- Dataset rows:
"""

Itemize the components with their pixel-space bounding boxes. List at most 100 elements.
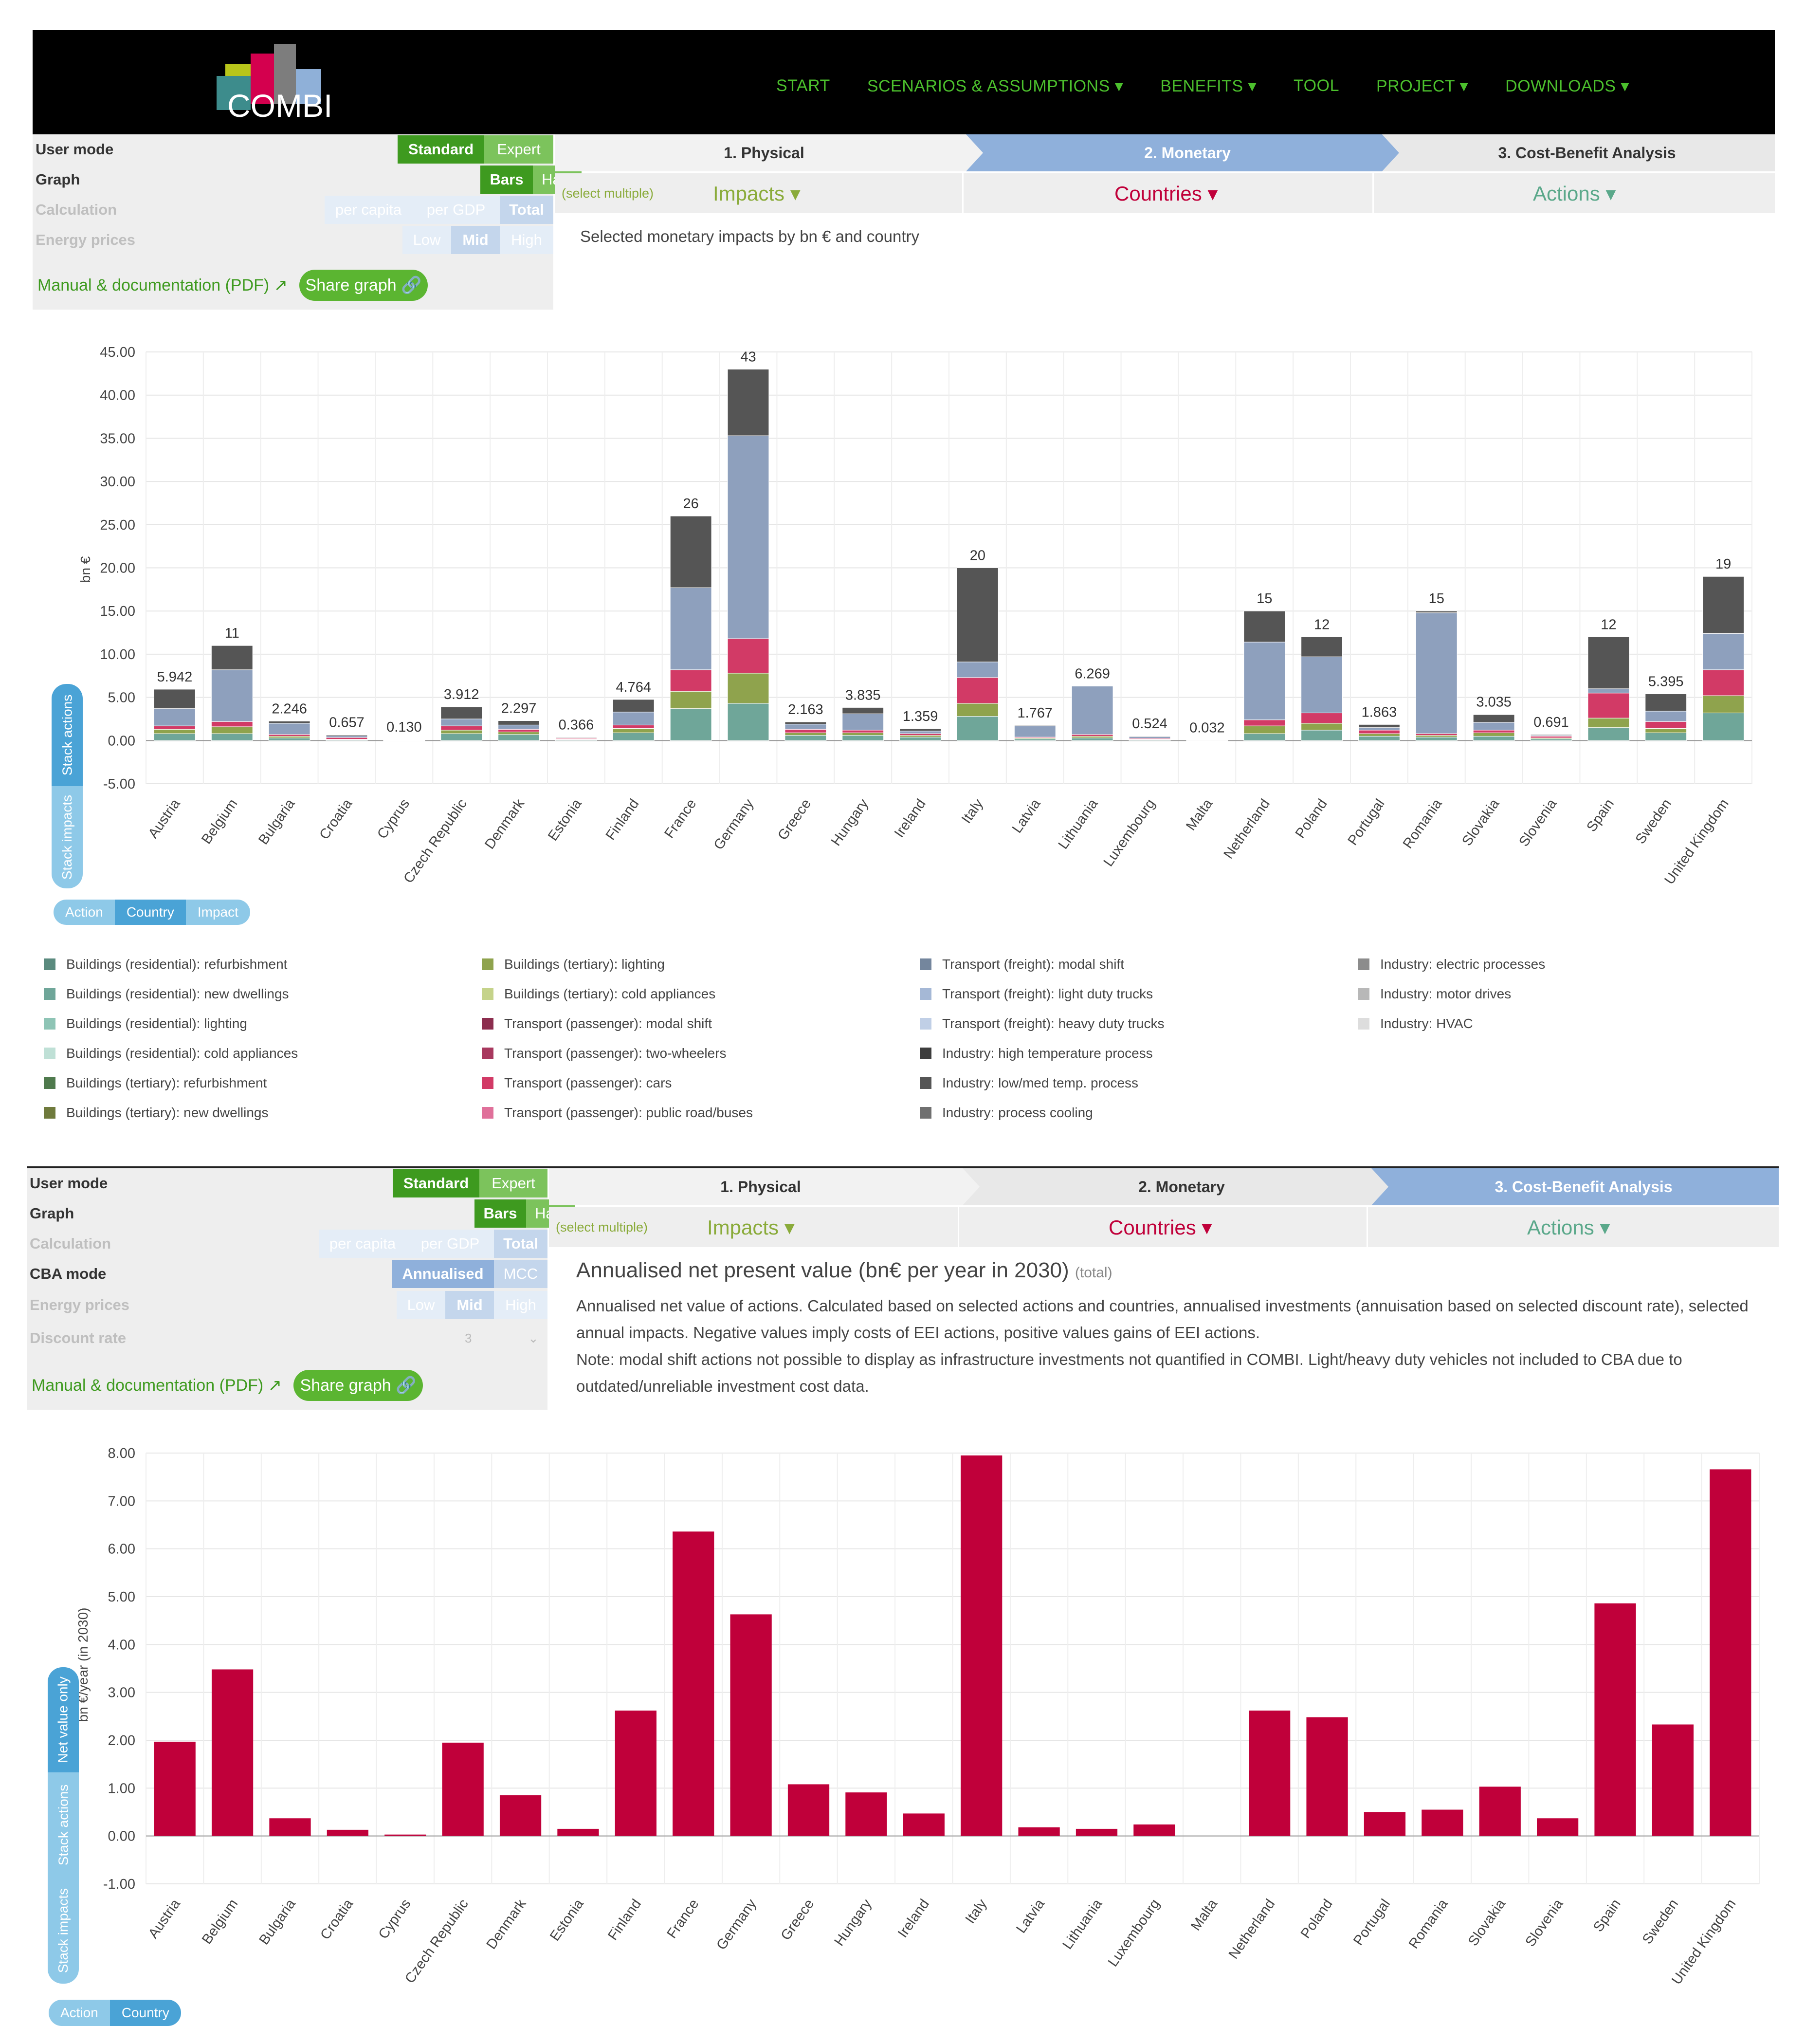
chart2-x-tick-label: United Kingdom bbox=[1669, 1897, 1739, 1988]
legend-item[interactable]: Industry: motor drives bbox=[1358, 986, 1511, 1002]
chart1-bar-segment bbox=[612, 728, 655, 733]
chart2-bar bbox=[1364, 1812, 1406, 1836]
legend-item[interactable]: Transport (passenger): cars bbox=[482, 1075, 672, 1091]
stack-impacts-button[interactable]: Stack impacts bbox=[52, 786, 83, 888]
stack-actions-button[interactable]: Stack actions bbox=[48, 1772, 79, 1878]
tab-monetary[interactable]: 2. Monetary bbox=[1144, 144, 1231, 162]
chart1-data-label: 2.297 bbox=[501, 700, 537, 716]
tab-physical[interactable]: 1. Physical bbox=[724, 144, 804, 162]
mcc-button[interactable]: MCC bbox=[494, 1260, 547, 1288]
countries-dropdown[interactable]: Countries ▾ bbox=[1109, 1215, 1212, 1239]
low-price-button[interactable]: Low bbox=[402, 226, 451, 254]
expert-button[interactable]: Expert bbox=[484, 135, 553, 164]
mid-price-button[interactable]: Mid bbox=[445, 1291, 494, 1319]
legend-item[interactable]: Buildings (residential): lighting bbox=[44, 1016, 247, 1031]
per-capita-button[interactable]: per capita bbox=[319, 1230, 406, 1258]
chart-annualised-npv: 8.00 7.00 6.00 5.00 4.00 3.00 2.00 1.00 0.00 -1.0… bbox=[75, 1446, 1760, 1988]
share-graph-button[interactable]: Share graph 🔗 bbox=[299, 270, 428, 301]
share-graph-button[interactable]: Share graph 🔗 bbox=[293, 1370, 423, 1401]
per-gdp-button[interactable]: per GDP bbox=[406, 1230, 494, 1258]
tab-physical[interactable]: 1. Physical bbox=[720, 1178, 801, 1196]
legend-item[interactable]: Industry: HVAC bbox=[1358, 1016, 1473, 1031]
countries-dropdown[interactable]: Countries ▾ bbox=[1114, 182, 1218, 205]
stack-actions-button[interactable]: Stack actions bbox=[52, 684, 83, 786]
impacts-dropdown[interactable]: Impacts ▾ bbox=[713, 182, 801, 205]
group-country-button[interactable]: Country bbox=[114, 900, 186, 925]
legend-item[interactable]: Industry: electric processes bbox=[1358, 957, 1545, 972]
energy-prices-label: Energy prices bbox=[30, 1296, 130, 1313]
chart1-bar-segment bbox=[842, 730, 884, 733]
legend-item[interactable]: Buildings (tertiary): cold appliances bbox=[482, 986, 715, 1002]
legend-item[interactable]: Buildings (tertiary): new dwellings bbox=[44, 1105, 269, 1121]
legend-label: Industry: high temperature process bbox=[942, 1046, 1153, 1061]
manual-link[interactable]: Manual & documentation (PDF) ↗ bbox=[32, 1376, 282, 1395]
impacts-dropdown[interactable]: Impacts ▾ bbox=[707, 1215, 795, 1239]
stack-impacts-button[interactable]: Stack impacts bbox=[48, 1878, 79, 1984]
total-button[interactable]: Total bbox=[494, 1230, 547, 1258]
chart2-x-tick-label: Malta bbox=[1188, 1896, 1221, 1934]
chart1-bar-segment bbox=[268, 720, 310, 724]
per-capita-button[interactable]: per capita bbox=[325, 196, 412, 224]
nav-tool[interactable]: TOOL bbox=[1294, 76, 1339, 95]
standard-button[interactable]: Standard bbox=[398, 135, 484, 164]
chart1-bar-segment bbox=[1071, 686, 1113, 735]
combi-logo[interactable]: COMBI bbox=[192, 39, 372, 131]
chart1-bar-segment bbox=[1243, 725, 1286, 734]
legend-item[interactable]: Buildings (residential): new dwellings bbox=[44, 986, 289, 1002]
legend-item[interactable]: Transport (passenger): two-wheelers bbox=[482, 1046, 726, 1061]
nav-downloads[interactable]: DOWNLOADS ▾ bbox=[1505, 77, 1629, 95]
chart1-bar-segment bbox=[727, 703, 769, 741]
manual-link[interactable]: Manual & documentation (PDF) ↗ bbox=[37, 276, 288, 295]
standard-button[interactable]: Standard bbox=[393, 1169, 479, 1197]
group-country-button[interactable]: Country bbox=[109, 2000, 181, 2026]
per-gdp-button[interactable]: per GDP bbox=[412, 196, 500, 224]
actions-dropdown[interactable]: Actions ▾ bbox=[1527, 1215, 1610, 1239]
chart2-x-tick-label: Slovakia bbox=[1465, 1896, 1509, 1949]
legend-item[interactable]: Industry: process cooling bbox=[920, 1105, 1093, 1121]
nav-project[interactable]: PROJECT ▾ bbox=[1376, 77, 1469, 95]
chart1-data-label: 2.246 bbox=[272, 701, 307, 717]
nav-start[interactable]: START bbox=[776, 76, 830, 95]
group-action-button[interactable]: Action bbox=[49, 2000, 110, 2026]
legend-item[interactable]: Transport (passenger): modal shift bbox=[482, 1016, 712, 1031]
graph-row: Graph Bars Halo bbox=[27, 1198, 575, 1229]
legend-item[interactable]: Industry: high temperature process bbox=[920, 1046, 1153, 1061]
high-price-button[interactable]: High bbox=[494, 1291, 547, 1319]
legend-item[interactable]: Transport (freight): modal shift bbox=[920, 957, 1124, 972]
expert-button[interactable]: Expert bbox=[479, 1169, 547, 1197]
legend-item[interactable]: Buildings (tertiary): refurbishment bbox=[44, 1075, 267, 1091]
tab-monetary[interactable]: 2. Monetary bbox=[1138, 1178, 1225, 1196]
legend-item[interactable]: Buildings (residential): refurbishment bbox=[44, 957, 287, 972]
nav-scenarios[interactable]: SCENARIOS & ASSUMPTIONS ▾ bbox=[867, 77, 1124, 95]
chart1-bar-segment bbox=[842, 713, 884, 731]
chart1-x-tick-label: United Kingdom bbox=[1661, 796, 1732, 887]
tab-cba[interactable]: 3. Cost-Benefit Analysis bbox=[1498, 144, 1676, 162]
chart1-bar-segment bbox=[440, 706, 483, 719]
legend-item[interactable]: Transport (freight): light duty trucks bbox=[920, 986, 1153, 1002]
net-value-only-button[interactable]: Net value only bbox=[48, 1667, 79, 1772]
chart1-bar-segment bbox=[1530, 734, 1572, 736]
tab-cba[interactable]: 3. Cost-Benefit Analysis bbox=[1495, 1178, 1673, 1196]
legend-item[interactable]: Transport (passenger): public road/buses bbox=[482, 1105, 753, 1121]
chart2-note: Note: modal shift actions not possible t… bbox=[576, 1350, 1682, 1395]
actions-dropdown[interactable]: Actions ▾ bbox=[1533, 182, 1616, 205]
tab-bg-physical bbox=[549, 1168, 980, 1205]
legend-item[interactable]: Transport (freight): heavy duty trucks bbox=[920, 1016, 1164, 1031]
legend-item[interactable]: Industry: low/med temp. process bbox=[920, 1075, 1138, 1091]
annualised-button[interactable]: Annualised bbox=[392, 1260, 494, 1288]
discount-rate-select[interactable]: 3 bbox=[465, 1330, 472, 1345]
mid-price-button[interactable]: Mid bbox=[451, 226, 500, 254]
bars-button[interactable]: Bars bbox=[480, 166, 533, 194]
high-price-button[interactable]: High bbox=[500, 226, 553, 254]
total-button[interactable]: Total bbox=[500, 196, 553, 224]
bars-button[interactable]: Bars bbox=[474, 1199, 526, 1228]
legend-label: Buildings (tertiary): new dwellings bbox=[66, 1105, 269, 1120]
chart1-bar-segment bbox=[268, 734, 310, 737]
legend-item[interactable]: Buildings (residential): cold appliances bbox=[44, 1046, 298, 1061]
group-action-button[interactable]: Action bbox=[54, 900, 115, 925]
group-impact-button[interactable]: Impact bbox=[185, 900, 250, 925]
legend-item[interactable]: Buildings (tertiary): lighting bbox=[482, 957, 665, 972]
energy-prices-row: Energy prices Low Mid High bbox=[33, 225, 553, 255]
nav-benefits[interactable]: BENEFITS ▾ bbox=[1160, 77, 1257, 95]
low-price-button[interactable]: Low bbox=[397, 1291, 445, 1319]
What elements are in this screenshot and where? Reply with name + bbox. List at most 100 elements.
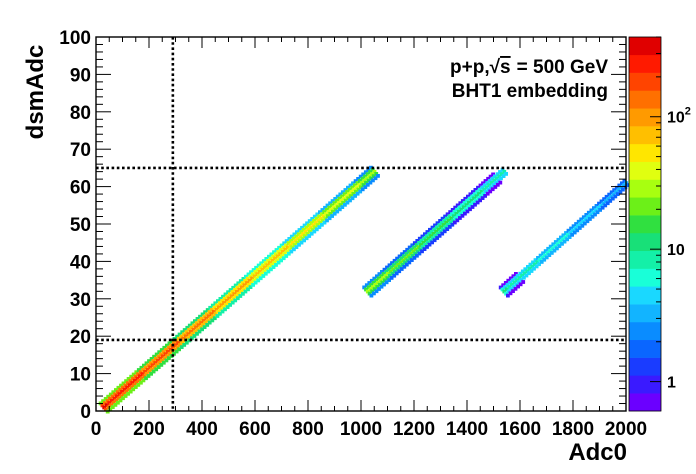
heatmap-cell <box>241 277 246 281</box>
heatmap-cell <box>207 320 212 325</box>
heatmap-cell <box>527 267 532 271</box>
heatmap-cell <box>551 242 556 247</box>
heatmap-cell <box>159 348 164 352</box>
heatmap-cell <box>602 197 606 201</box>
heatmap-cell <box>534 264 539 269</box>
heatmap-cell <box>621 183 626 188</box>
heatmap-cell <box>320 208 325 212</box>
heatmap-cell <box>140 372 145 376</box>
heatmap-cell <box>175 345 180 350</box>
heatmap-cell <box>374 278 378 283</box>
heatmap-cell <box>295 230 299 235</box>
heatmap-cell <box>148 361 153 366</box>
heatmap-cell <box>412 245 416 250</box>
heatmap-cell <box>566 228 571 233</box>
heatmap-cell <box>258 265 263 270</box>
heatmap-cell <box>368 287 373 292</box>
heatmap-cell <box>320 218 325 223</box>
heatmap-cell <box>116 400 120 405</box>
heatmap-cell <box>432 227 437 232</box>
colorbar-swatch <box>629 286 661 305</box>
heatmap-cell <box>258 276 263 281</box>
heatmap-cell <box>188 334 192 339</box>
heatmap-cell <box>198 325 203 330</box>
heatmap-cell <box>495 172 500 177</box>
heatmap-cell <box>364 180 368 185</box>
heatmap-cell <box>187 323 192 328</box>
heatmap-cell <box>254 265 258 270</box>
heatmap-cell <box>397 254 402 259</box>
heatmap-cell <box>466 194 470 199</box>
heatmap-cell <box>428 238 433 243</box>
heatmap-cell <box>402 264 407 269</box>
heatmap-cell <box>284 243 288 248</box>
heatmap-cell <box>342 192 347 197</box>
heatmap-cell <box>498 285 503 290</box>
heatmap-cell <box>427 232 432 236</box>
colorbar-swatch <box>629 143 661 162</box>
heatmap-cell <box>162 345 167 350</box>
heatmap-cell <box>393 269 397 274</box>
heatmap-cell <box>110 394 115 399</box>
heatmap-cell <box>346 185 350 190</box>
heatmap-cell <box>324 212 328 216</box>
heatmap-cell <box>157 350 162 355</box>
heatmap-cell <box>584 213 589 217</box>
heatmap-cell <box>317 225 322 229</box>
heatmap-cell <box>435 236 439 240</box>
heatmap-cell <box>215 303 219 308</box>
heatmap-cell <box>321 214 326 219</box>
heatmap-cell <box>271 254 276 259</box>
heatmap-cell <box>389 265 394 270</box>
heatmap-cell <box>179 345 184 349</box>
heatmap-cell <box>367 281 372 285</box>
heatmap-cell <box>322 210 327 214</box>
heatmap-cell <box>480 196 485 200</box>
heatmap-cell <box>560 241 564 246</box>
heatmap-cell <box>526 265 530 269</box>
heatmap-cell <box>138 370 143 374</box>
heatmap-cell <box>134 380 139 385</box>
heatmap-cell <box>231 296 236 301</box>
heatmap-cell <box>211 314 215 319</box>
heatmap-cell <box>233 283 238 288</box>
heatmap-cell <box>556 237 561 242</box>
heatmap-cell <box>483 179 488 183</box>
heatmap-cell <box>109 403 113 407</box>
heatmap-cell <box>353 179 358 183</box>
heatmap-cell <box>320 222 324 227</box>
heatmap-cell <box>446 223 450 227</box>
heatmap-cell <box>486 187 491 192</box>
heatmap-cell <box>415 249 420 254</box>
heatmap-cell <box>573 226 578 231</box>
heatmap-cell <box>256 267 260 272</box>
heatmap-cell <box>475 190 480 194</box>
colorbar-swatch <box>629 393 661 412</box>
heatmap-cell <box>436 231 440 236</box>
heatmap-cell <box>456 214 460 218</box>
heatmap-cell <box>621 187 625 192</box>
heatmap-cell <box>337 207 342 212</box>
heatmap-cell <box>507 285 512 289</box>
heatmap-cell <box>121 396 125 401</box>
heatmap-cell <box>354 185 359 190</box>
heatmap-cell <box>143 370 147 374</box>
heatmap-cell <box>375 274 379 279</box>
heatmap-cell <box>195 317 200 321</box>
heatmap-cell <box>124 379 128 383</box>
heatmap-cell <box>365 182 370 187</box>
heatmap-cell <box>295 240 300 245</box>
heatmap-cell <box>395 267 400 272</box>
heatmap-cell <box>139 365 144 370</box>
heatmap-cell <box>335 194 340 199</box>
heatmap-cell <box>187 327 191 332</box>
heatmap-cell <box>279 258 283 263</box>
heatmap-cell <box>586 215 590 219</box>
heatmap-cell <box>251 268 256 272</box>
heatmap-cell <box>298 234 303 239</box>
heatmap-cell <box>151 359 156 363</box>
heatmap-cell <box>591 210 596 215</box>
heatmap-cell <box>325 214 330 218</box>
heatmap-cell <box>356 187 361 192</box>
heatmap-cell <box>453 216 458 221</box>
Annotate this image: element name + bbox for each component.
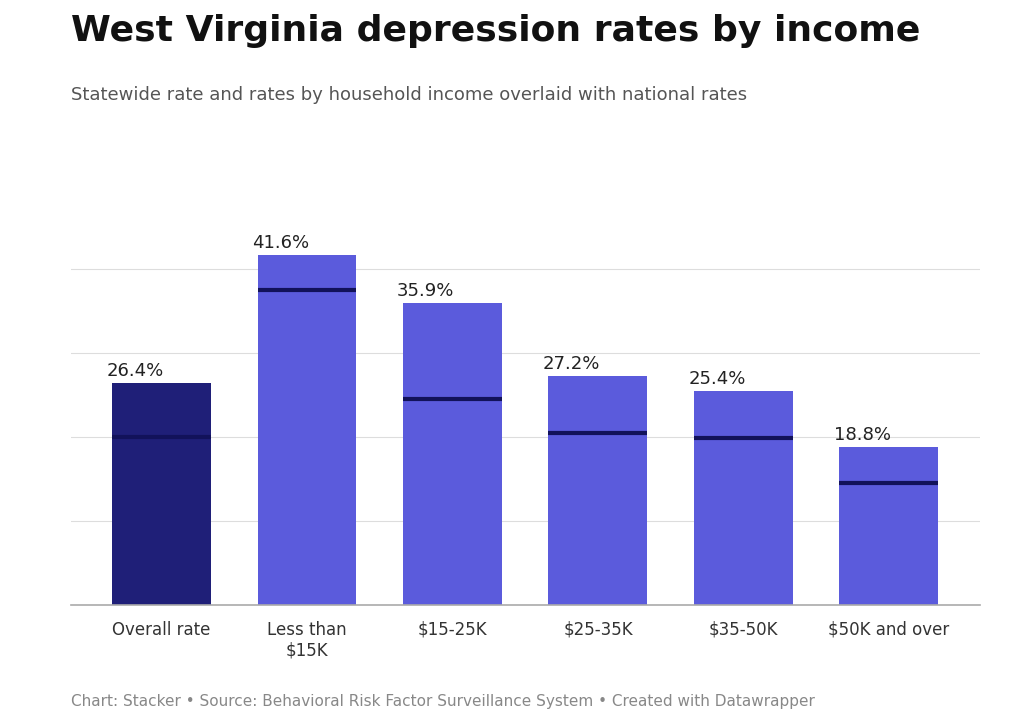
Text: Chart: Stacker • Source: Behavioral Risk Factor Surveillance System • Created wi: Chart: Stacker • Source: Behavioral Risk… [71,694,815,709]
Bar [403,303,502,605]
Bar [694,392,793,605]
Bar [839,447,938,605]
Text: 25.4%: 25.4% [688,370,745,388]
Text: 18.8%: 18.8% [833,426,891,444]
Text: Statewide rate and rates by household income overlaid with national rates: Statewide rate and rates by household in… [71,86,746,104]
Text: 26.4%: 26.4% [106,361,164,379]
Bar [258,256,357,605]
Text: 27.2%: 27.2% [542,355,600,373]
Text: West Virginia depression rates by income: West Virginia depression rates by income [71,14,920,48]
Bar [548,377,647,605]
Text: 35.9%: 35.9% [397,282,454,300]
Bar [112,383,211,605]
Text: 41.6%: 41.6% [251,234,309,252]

"""

Recast the lines above, from the line containing "chart2-x-tick-label: United Kingdom" through the line containing "chart1-data-label: 2.297 bbox=[501, 700, 537, 716]", as a JSON list of strings with one string per line and blank lines omitted.

- RIGHT ANSWER:
[
  "chart2-x-tick-label: United Kingdom bbox=[1669, 1897, 1739, 1988]",
  "legend-item[interactable]: Industry: motor drives bbox=[1358, 986, 1511, 1002]",
  "chart1-bar-segment bbox=[612, 728, 655, 733]",
  "chart2-bar bbox=[1364, 1812, 1406, 1836]",
  "legend-item[interactable]: Transport (passenger): cars bbox=[482, 1075, 672, 1091]",
  "stack-impacts-button[interactable]: Stack impacts bbox=[52, 786, 83, 888]",
  "stack-actions-button[interactable]: Stack actions bbox=[48, 1772, 79, 1878]",
  "tab-monetary[interactable]: 2. Monetary bbox=[1144, 144, 1231, 162]",
  "chart1-data-label: 2.297 bbox=[501, 700, 537, 716]"
]